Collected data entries
____

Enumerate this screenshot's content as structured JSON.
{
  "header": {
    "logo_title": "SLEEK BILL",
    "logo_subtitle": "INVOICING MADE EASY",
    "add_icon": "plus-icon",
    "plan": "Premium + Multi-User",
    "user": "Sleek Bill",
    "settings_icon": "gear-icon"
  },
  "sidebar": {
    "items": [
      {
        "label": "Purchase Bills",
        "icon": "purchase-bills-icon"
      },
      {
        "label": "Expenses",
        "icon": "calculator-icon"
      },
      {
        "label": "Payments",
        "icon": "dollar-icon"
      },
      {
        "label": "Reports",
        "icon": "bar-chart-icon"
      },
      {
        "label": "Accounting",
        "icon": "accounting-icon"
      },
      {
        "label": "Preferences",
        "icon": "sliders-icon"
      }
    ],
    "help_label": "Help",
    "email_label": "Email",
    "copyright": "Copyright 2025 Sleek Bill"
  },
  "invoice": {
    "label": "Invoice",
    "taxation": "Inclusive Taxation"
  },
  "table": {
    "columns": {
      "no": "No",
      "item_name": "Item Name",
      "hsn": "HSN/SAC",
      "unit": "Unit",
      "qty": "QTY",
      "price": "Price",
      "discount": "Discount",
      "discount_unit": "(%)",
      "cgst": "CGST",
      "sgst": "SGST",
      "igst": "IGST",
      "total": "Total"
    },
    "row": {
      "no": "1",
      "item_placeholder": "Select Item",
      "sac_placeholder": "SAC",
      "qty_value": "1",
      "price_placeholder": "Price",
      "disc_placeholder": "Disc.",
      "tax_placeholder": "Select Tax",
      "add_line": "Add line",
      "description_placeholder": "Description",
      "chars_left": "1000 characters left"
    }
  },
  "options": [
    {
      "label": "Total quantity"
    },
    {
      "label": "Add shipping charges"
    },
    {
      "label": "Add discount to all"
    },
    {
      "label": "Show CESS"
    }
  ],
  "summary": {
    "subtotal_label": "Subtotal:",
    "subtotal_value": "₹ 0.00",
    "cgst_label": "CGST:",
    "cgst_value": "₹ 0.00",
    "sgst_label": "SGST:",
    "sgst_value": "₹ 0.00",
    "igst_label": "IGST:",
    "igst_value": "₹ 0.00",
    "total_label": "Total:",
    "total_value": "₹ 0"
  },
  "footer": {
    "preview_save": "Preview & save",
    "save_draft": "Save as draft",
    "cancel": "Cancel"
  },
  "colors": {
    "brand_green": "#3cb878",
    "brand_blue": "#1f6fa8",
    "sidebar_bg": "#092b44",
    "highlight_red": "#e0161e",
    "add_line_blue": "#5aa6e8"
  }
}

____

Your task is to reproduce the whole listing exactly.

Enumerate this screenshot's content as structured JSON.
{
  "header": {
    "logo_title": "SLEEK BILL",
    "logo_subtitle": "INVOICING MADE EASY",
    "add_icon": "plus-icon",
    "plan": "Premium + Multi-User",
    "user": "Sleek Bill",
    "settings_icon": "gear-icon"
  },
  "sidebar": {
    "items": [
      {
        "label": "Purchase Bills",
        "icon": "purchase-bills-icon"
      },
      {
        "label": "Expenses",
        "icon": "calculator-icon"
      },
      {
        "label": "Payments",
        "icon": "dollar-icon"
      },
      {
        "label": "Reports",
        "icon": "bar-chart-icon"
      },
      {
        "label": "Accounting",
        "icon": "accounting-icon"
      },
      {
        "label": "Preferences",
        "icon": "sliders-icon"
      }
    ],
    "help_label": "Help",
    "email_label": "Email",
    "copyright": "Copyright 2025 Sleek Bill"
  },
  "invoice": {
    "label": "Invoice",
    "taxation": "Inclusive Taxation"
  },
  "table": {
    "columns": {
      "no": "No",
      "item_name": "Item Name",
      "hsn": "HSN/SAC",
      "unit": "Unit",
      "qty": "QTY",
      "price": "Price",
      "discount": "Discount",
      "discount_unit": "(%)",
      "cgst": "CGST",
      "sgst": "SGST",
      "igst": "IGST",
      "total": "Total"
    },
    "row": {
      "no": "1",
      "item_placeholder": "Select Item",
      "sac_placeholder": "SAC",
      "qty_value": "1",
      "price_placeholder": "Price",
      "disc_placeholder": "Disc.",
      "tax_placeholder": "Select Tax",
      "add_line": "Add line",
      "description_placeholder": "Description",
      "chars_left": "1000 characters left"
    }
  },
  "options": [
    {
      "label": "Total quantity"
    },
    {
      "label": "Add shipping charges"
    },
    {
      "label": "Add discount to all"
    },
    {
      "label": "Show CESS"
    }
  ],
  "summary": {
    "subtotal_label": "Subtotal:",
    "subtotal_value": "₹ 0.00",
    "cgst_label": "CGST:",
    "cgst_value": "₹ 0.00",
    "sgst_label": "SGST:",
    "sgst_value": "₹ 0.00",
    "igst_label": "IGST:",
    "igst_value": "₹ 0.00",
    "total_label": "Total:",
    "total_value": "₹ 0"
  },
  "footer": {
    "preview_save": "Preview & save",
    "save_draft": "Save as draft",
    "cancel": "Cancel"
  },
  "colors": {
    "brand_green": "#3cb878",
    "brand_blue": "#1f6fa8",
    "sidebar_bg": "#092b44",
    "highlight_red": "#e0161e",
    "add_line_blue": "#5aa6e8"
  }
}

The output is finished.